## EXERCISE INSTRUCTIONS
Copy out all of the records below, character for character, changing nothing.

Layout records:
■ ■ ■ ■

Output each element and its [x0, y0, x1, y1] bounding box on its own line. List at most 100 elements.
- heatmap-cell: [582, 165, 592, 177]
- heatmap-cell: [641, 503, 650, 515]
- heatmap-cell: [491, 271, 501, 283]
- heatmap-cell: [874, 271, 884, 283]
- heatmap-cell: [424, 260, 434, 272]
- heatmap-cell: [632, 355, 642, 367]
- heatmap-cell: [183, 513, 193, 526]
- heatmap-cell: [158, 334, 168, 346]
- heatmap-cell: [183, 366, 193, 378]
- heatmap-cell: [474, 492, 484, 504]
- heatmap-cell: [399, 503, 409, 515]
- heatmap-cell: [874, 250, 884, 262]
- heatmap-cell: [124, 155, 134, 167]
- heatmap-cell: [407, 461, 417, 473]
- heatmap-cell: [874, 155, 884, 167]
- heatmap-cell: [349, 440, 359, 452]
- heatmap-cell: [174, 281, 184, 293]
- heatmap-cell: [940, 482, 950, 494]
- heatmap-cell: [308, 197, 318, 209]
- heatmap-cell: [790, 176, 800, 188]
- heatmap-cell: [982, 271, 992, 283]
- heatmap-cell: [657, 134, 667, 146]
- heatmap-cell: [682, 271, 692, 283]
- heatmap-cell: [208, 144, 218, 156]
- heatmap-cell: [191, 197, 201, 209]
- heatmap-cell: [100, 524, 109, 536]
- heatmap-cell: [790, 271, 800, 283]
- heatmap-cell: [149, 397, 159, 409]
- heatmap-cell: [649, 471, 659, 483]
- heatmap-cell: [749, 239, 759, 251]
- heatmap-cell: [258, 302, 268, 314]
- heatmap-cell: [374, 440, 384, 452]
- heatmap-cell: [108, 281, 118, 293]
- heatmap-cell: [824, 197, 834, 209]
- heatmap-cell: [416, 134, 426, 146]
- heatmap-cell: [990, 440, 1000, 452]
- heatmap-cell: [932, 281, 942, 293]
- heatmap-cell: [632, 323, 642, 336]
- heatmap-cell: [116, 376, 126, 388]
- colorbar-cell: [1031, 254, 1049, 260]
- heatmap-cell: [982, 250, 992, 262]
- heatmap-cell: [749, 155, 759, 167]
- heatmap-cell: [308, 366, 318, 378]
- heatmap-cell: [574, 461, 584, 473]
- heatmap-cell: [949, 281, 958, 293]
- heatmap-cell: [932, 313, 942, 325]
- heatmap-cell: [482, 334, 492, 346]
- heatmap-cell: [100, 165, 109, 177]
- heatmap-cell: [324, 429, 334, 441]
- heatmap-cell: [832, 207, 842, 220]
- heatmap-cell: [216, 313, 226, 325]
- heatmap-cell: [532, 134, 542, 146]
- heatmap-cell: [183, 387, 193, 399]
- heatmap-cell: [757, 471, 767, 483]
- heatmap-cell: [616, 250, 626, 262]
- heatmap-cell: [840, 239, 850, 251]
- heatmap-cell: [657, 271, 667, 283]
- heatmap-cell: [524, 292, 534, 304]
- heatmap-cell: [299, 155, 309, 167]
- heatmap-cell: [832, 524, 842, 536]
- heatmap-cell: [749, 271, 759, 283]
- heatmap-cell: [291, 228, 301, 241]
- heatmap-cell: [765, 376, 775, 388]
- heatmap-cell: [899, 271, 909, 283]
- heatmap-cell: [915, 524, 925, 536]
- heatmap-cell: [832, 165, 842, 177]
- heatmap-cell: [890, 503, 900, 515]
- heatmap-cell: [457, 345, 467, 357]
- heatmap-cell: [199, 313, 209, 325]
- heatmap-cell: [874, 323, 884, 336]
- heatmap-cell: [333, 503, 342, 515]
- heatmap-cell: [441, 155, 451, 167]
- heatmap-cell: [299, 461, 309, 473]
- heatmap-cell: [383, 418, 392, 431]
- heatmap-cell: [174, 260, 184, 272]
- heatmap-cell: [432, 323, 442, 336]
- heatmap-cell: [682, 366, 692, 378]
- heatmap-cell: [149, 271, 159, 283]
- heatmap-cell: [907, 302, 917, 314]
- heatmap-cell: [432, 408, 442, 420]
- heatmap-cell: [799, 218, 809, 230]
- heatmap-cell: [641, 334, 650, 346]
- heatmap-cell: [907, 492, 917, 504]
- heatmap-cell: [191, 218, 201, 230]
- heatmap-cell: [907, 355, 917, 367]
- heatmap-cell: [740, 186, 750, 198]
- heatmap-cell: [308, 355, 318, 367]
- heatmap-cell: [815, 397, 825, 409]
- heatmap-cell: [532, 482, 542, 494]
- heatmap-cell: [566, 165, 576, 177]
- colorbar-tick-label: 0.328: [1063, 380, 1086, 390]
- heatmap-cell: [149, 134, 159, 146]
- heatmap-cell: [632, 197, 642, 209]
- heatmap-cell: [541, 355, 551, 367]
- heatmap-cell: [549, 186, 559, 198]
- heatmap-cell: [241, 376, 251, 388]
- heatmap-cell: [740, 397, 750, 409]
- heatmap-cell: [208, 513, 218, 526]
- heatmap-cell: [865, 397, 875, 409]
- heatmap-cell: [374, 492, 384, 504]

■ ■ ■ ■

## PROBLEM SOLUTION
Output each element and its [x0, y0, x1, y1] bounding box on its own line. List at most 100 elements.
- heatmap-cell: [582, 165, 592, 177]
- heatmap-cell: [641, 503, 650, 515]
- heatmap-cell: [491, 271, 501, 283]
- heatmap-cell: [874, 271, 884, 283]
- heatmap-cell: [424, 260, 434, 272]
- heatmap-cell: [632, 355, 642, 367]
- heatmap-cell: [183, 513, 193, 526]
- heatmap-cell: [158, 334, 168, 346]
- heatmap-cell: [183, 366, 193, 378]
- heatmap-cell: [474, 492, 484, 504]
- heatmap-cell: [399, 503, 409, 515]
- heatmap-cell: [874, 250, 884, 262]
- heatmap-cell: [124, 155, 134, 167]
- heatmap-cell: [407, 461, 417, 473]
- heatmap-cell: [874, 155, 884, 167]
- heatmap-cell: [349, 440, 359, 452]
- heatmap-cell: [174, 281, 184, 293]
- heatmap-cell: [940, 482, 950, 494]
- heatmap-cell: [308, 197, 318, 209]
- heatmap-cell: [790, 176, 800, 188]
- heatmap-cell: [982, 271, 992, 283]
- heatmap-cell: [657, 134, 667, 146]
- heatmap-cell: [682, 271, 692, 283]
- heatmap-cell: [208, 144, 218, 156]
- heatmap-cell: [191, 197, 201, 209]
- heatmap-cell: [100, 524, 109, 536]
- heatmap-cell: [790, 271, 800, 283]
- heatmap-cell: [149, 397, 159, 409]
- heatmap-cell: [649, 471, 659, 483]
- heatmap-cell: [749, 239, 759, 251]
- heatmap-cell: [258, 302, 268, 314]
- heatmap-cell: [374, 440, 384, 452]
- heatmap-cell: [108, 281, 118, 293]
- heatmap-cell: [824, 197, 834, 209]
- heatmap-cell: [416, 134, 426, 146]
- heatmap-cell: [990, 440, 1000, 452]
- heatmap-cell: [932, 281, 942, 293]
- heatmap-cell: [632, 323, 642, 336]
- heatmap-cell: [116, 376, 126, 388]
- colorbar-cell: [1031, 254, 1049, 260]
- heatmap-cell: [982, 250, 992, 262]
- heatmap-cell: [749, 155, 759, 167]
- heatmap-cell: [308, 366, 318, 378]
- heatmap-cell: [574, 461, 584, 473]
- heatmap-cell: [949, 281, 958, 293]
- heatmap-cell: [932, 313, 942, 325]
- heatmap-cell: [482, 334, 492, 346]
- heatmap-cell: [100, 165, 109, 177]
- heatmap-cell: [324, 429, 334, 441]
- heatmap-cell: [832, 207, 842, 220]
- heatmap-cell: [216, 313, 226, 325]
- heatmap-cell: [532, 134, 542, 146]
- heatmap-cell: [183, 387, 193, 399]
- heatmap-cell: [757, 471, 767, 483]
- heatmap-cell: [616, 250, 626, 262]
- heatmap-cell: [840, 239, 850, 251]
- heatmap-cell: [657, 271, 667, 283]
- heatmap-cell: [524, 292, 534, 304]
- heatmap-cell: [299, 155, 309, 167]
- heatmap-cell: [832, 524, 842, 536]
- heatmap-cell: [749, 271, 759, 283]
- heatmap-cell: [291, 228, 301, 241]
- heatmap-cell: [765, 376, 775, 388]
- heatmap-cell: [899, 271, 909, 283]
- heatmap-cell: [915, 524, 925, 536]
- heatmap-cell: [832, 165, 842, 177]
- heatmap-cell: [890, 503, 900, 515]
- heatmap-cell: [457, 345, 467, 357]
- heatmap-cell: [199, 313, 209, 325]
- heatmap-cell: [874, 323, 884, 336]
- heatmap-cell: [333, 503, 342, 515]
- heatmap-cell: [441, 155, 451, 167]
- heatmap-cell: [299, 461, 309, 473]
- heatmap-cell: [383, 418, 392, 431]
- heatmap-cell: [174, 260, 184, 272]
- heatmap-cell: [432, 323, 442, 336]
- heatmap-cell: [682, 366, 692, 378]
- heatmap-cell: [149, 271, 159, 283]
- heatmap-cell: [907, 302, 917, 314]
- heatmap-cell: [432, 408, 442, 420]
- heatmap-cell: [799, 218, 809, 230]
- heatmap-cell: [641, 334, 650, 346]
- heatmap-cell: [907, 492, 917, 504]
- heatmap-cell: [191, 218, 201, 230]
- heatmap-cell: [907, 355, 917, 367]
- heatmap-cell: [740, 186, 750, 198]
- heatmap-cell: [308, 355, 318, 367]
- heatmap-cell: [815, 397, 825, 409]
- heatmap-cell: [532, 482, 542, 494]
- heatmap-cell: [566, 165, 576, 177]
- colorbar-tick-label: 0.328: [1063, 380, 1086, 390]
- heatmap-cell: [149, 134, 159, 146]
- heatmap-cell: [632, 197, 642, 209]
- heatmap-cell: [541, 355, 551, 367]
- heatmap-cell: [549, 186, 559, 198]
- heatmap-cell: [241, 376, 251, 388]
- heatmap-cell: [740, 397, 750, 409]
- heatmap-cell: [208, 513, 218, 526]
- heatmap-cell: [865, 397, 875, 409]
- heatmap-cell: [374, 492, 384, 504]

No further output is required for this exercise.